INSTRUCTION: Write out the listing exactly as it is given.

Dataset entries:
#####
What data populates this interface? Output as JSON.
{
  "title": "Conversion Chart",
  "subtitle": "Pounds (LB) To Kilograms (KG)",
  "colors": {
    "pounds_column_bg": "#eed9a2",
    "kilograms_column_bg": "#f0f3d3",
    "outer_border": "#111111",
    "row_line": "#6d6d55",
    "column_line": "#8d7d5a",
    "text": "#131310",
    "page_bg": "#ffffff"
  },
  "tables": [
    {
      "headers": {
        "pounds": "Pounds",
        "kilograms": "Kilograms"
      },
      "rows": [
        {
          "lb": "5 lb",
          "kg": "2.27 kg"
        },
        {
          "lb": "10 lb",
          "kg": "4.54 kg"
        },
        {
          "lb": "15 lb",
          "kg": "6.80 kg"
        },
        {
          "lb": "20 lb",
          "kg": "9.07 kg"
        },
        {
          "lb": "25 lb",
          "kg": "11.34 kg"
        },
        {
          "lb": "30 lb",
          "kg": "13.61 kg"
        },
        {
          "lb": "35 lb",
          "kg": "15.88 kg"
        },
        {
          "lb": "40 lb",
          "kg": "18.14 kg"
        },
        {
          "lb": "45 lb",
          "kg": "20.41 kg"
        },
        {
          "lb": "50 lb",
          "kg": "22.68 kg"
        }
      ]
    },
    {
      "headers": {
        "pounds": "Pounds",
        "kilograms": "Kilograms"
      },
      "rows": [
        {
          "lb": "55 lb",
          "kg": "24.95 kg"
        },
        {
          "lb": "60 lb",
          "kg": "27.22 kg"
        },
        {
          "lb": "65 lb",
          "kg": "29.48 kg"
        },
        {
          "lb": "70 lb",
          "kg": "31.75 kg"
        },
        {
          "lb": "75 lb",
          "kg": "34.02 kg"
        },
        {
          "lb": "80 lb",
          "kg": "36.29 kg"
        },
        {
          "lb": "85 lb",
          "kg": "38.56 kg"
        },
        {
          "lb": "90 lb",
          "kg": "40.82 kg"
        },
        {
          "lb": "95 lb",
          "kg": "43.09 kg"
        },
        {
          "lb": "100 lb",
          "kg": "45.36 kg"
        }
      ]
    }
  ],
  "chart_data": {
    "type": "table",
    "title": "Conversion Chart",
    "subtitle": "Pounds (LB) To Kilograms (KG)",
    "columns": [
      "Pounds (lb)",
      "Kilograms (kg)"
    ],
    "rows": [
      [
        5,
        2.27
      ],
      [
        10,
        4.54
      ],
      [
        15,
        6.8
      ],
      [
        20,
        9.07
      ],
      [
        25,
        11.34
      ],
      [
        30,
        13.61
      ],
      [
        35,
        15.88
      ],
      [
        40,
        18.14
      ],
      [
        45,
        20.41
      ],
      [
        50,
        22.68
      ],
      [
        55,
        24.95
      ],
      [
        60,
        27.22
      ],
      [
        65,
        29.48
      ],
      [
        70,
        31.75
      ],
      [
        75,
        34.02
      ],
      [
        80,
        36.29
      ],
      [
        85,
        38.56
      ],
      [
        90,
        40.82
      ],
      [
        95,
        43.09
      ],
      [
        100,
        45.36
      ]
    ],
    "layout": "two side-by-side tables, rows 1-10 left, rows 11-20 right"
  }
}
#####
RESPONSE TO THE EXERCISE:
What data populates this interface? Output as JSON.
{
  "title": "Conversion Chart",
  "subtitle": "Pounds (LB) To Kilograms (KG)",
  "colors": {
    "pounds_column_bg": "#eed9a2",
    "kilograms_column_bg": "#f0f3d3",
    "outer_border": "#111111",
    "row_line": "#6d6d55",
    "column_line": "#8d7d5a",
    "text": "#131310",
    "page_bg": "#ffffff"
  },
  "tables": [
    {
      "headers": {
        "pounds": "Pounds",
        "kilograms": "Kilograms"
      },
      "rows": [
        {
          "lb": "5 lb",
          "kg": "2.27 kg"
        },
        {
          "lb": "10 lb",
          "kg": "4.54 kg"
        },
        {
          "lb": "15 lb",
          "kg": "6.80 kg"
        },
        {
          "lb": "20 lb",
          "kg": "9.07 kg"
        },
        {
          "lb": "25 lb",
          "kg": "11.34 kg"
        },
        {
          "lb": "30 lb",
          "kg": "13.61 kg"
        },
        {
          "lb": "35 lb",
          "kg": "15.88 kg"
        },
        {
          "lb": "40 lb",
          "kg": "18.14 kg"
        },
        {
          "lb": "45 lb",
          "kg": "20.41 kg"
        },
        {
          "lb": "50 lb",
          "kg": "22.68 kg"
        }
      ]
    },
    {
      "headers": {
        "pounds": "Pounds",
        "kilograms": "Kilograms"
      },
      "rows": [
        {
          "lb": "55 lb",
          "kg": "24.95 kg"
        },
        {
          "lb": "60 lb",
          "kg": "27.22 kg"
        },
        {
          "lb": "65 lb",
          "kg": "29.48 kg"
        },
        {
          "lb": "70 lb",
          "kg": "31.75 kg"
        },
        {
          "lb": "75 lb",
          "kg": "34.02 kg"
        },
        {
          "lb": "80 lb",
          "kg": "36.29 kg"
        },
        {
          "lb": "85 lb",
          "kg": "38.56 kg"
        },
        {
          "lb": "90 lb",
          "kg": "40.82 kg"
        },
        {
          "lb": "95 lb",
          "kg": "43.09 kg"
        },
        {
          "lb": "100 lb",
          "kg": "45.36 kg"
        }
      ]
    }
  ],
  "chart_data": {
    "type": "table",
    "title": "Conversion Chart",
    "subtitle": "Pounds (LB) To Kilograms (KG)",
    "columns": [
      "Pounds (lb)",
      "Kilograms (kg)"
    ],
    "rows": [
      [
        5,
        2.27
      ],
      [
        10,
        4.54
      ],
      [
        15,
        6.8
      ],
      [
        20,
        9.07
      ],
      [
        25,
        11.34
      ],
      [
        30,
        13.61
      ],
      [
        35,
        15.88
      ],
      [
        40,
        18.14
      ],
      [
        45,
        20.41
      ],
      [
        50,
        22.68
      ],
      [
        55,
        24.95
      ],
      [
        60,
        27.22
      ],
      [
        65,
        29.48
      ],
      [
        70,
        31.75
      ],
      [
        75,
        34.02
      ],
      [
        80,
        36.29
      ],
      [
        85,
        38.56
      ],
      [
        90,
        40.82
      ],
      [
        95,
        43.09
      ],
      [
        100,
        45.36
      ]
    ],
    "layout": "two side-by-side tables, rows 1-10 left, rows 11-20 right"
  }
}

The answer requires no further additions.